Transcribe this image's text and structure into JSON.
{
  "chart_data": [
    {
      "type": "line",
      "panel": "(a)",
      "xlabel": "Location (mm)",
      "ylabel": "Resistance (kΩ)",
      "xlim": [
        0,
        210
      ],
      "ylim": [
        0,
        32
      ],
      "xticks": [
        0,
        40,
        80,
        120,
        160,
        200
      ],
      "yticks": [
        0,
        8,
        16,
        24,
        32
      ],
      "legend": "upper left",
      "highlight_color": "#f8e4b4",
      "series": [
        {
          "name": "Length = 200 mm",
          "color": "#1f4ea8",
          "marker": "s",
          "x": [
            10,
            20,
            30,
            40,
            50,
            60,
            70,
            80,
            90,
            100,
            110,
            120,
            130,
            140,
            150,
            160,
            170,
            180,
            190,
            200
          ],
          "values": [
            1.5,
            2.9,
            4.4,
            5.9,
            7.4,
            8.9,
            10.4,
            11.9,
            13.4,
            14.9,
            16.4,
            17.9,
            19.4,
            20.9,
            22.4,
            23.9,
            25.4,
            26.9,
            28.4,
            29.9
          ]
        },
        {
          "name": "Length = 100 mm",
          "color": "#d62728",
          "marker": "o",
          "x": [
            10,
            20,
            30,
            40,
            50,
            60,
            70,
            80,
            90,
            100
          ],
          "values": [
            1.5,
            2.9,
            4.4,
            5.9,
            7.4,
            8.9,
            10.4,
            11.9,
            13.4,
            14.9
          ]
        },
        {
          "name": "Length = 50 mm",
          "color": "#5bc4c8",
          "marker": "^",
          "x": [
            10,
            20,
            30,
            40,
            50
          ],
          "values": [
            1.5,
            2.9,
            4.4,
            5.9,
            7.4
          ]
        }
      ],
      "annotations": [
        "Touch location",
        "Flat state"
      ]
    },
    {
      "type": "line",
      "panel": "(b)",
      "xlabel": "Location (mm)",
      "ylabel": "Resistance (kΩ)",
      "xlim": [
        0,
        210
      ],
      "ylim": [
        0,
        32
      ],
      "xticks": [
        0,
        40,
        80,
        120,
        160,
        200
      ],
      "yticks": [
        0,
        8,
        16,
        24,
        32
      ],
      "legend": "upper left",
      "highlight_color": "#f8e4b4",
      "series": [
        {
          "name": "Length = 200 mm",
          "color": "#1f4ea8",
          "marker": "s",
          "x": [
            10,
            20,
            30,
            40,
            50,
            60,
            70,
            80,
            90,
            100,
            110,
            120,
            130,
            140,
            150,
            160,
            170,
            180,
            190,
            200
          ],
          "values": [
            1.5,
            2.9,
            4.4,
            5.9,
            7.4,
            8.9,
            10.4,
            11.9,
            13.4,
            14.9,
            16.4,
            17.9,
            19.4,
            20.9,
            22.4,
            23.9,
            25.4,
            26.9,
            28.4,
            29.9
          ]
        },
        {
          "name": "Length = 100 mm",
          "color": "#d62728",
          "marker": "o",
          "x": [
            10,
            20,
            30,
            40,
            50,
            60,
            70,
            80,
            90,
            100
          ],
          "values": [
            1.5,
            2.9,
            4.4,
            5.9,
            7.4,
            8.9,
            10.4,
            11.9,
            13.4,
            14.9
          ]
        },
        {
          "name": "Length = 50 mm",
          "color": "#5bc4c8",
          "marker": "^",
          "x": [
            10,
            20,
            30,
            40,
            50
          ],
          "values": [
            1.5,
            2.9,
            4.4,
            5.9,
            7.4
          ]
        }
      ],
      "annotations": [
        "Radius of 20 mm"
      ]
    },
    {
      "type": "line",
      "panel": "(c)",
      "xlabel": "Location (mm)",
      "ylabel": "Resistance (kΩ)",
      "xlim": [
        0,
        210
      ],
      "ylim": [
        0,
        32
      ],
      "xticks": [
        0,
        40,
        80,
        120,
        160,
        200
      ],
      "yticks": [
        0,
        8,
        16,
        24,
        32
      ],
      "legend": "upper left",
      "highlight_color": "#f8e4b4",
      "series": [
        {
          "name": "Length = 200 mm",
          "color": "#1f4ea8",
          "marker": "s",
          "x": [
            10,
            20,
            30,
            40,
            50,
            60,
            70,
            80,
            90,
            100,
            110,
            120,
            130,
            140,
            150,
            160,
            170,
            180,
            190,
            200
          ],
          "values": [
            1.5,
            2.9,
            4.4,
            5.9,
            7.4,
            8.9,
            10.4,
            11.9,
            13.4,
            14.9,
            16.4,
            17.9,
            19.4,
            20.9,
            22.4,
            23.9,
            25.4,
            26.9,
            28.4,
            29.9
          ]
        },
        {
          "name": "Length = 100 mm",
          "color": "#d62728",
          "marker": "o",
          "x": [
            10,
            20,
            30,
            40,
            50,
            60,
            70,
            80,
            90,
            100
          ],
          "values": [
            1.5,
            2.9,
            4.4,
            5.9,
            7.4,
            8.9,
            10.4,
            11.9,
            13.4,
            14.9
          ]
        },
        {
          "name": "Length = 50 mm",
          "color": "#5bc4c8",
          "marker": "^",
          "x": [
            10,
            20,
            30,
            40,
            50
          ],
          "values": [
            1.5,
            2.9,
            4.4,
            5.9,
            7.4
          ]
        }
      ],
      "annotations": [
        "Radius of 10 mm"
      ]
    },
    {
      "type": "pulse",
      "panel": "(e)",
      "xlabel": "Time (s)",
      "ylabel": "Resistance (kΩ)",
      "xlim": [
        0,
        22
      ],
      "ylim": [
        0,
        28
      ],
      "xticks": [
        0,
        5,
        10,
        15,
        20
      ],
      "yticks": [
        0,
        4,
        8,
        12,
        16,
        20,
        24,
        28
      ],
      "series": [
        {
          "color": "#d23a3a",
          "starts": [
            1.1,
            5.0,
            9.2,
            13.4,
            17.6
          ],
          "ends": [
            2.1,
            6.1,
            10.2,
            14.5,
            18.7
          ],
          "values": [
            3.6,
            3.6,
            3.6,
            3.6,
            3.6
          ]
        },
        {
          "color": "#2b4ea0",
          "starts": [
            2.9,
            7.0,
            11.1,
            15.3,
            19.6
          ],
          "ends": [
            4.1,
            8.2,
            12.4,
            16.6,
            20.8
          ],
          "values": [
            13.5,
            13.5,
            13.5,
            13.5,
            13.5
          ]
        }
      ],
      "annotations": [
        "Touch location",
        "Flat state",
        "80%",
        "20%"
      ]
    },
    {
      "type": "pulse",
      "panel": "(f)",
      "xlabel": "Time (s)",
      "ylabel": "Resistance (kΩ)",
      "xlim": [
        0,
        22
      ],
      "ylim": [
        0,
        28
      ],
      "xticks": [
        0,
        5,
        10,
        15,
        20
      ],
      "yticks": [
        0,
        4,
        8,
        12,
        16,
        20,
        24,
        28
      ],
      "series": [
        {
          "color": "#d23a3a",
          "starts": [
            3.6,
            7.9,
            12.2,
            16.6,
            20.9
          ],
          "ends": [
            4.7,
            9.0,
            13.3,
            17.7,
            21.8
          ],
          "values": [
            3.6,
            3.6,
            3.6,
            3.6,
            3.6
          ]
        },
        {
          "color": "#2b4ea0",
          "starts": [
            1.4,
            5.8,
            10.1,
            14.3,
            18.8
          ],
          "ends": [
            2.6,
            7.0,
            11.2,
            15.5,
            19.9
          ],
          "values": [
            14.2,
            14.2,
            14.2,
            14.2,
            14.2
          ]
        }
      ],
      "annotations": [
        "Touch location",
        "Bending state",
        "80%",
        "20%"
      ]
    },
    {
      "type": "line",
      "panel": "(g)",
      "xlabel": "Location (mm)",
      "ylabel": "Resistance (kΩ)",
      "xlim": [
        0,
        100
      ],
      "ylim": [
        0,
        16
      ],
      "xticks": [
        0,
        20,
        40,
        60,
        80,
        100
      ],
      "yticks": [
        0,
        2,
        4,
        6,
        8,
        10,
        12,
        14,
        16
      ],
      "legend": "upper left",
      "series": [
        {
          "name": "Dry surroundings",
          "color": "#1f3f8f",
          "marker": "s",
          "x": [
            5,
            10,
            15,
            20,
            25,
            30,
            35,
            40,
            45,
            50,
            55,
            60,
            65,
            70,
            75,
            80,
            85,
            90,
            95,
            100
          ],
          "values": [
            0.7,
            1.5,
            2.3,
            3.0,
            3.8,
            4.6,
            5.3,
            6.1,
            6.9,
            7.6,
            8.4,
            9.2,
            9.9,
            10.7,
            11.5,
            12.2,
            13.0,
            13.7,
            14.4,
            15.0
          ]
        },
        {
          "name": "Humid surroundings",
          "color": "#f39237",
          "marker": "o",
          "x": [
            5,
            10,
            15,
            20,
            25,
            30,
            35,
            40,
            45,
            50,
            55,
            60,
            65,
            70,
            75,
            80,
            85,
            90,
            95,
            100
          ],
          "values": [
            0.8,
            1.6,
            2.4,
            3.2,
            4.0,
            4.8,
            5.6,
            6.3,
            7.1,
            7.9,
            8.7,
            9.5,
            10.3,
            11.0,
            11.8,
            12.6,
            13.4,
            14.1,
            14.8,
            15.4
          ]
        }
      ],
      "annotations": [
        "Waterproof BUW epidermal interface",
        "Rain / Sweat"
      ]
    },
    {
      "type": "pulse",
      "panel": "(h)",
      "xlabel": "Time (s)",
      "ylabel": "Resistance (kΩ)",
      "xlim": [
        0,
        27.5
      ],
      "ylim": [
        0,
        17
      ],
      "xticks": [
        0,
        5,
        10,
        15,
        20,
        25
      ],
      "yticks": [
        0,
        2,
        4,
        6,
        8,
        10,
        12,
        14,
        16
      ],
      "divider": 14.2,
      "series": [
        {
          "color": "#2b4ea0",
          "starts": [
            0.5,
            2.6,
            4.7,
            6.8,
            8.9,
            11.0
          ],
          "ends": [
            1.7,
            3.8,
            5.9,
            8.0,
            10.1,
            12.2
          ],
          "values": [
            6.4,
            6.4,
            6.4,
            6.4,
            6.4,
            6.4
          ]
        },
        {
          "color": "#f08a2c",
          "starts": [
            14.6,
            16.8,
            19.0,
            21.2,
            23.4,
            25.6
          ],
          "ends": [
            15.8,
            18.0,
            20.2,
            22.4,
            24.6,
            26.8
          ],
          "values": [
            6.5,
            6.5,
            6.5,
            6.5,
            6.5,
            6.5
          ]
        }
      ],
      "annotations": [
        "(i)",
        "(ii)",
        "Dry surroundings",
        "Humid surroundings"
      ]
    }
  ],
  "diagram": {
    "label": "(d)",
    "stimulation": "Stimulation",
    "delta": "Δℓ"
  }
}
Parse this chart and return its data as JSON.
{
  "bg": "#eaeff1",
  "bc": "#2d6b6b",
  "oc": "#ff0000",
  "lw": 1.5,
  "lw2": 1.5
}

Written instruction =>
All lines above with "panel" in them should be returned.

Reply =>
      "panel": "(a)",
      "panel": "(b)",
      "panel": "(c)",
      "panel": "(e)",
      "panel": "(f)",
      "panel": "(g)",
      "panel": "(h)",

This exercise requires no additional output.